Task requirements:
Only lines with the word "پیوست" are needed; collect each of them from the listing below.

Recorded data:
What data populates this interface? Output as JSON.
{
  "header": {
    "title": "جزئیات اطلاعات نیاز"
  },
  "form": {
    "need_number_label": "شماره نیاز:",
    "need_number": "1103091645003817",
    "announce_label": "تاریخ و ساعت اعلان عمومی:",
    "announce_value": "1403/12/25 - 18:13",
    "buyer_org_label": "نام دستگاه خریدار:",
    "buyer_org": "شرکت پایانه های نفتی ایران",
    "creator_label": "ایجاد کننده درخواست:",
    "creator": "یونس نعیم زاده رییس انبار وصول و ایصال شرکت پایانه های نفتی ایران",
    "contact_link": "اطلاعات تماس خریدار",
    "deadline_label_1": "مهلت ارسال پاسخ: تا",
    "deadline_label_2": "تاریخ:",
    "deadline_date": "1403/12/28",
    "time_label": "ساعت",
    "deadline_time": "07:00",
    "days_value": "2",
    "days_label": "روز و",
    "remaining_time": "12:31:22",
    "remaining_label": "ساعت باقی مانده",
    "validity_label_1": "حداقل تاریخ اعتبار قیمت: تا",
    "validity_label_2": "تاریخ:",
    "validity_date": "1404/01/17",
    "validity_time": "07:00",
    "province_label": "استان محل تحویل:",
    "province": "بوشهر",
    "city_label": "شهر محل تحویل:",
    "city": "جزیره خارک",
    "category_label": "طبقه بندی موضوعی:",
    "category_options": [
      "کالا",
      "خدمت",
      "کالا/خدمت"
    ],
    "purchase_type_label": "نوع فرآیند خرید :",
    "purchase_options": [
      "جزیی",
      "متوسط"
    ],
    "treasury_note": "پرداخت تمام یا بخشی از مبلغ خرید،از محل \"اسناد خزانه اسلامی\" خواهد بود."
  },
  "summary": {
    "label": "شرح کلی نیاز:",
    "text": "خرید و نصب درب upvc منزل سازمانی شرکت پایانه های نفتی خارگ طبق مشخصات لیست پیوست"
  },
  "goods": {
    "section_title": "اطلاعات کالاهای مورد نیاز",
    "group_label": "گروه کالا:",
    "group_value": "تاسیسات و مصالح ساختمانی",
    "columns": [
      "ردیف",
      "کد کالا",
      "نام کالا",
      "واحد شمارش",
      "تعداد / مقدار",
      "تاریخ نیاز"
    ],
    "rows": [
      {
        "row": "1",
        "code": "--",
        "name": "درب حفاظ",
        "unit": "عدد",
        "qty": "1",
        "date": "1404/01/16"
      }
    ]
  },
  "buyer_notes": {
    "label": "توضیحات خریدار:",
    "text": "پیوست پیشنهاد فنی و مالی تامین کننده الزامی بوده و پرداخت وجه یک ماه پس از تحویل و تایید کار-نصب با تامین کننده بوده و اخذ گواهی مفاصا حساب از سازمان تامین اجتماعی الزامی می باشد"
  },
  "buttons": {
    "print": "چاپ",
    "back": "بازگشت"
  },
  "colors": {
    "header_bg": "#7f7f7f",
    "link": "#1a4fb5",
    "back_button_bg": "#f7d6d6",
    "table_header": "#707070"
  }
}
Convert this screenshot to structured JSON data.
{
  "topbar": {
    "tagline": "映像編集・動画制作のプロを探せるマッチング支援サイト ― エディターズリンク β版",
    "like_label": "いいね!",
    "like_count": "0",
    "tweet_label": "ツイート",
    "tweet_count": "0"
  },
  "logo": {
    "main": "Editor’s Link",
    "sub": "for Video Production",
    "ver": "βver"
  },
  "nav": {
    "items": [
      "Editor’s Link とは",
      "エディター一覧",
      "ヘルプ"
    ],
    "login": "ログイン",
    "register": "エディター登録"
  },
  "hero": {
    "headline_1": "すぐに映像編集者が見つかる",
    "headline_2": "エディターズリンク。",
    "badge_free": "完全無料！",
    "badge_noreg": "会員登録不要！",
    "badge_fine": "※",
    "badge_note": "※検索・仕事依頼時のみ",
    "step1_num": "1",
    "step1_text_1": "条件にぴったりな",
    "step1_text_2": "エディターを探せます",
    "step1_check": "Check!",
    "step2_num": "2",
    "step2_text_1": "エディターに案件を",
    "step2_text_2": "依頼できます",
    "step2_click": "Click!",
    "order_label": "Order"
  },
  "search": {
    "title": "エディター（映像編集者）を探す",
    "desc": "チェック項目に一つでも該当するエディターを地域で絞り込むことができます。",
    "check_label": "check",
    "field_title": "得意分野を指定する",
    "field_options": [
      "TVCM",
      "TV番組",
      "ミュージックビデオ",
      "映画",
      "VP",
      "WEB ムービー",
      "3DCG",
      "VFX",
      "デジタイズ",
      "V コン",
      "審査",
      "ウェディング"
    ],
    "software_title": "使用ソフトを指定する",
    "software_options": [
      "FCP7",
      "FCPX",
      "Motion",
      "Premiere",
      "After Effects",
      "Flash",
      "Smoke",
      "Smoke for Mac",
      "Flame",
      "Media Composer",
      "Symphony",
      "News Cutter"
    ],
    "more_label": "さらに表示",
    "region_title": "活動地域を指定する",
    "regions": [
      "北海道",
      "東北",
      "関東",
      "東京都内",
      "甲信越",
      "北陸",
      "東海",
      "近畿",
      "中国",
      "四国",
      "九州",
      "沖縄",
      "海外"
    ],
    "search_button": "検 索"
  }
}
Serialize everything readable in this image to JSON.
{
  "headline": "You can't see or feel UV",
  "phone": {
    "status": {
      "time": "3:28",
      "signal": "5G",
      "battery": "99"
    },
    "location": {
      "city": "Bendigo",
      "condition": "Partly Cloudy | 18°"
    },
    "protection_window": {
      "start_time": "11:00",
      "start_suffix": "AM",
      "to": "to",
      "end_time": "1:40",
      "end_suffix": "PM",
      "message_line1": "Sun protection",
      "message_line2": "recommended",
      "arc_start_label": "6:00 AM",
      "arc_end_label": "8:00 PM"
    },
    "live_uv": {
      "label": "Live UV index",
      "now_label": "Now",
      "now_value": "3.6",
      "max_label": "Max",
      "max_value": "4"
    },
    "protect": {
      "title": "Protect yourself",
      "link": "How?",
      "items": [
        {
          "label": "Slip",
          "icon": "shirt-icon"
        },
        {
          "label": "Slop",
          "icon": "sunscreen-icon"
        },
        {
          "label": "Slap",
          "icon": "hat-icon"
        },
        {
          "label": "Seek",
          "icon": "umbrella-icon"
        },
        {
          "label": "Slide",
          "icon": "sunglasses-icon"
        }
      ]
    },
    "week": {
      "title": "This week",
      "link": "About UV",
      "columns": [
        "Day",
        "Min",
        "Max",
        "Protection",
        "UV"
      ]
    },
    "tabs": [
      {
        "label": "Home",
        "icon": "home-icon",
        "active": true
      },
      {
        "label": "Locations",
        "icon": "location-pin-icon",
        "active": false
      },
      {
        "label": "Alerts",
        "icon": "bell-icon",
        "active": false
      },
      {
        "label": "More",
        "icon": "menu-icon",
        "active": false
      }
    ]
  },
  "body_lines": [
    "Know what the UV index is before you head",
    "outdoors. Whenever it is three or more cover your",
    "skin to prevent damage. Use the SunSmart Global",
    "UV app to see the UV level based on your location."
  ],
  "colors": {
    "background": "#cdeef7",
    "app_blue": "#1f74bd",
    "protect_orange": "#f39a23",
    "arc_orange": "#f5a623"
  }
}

Task output:
    "text": "خرید و نصب درب upvc منزل سازمانی شرکت پایانه های نفتی خارگ طبق مشخصات لیست پیوست"
    "text": "پیوست پیشنهاد فنی و مالی تامین کننده الزامی بوده و پرداخت وجه یک ماه پس از تحویل و تایید کار-نصب با تامین کننده بوده و اخذ گواهی مفاصا حساب از سازمان تامین اجتماعی الزامی می باشد"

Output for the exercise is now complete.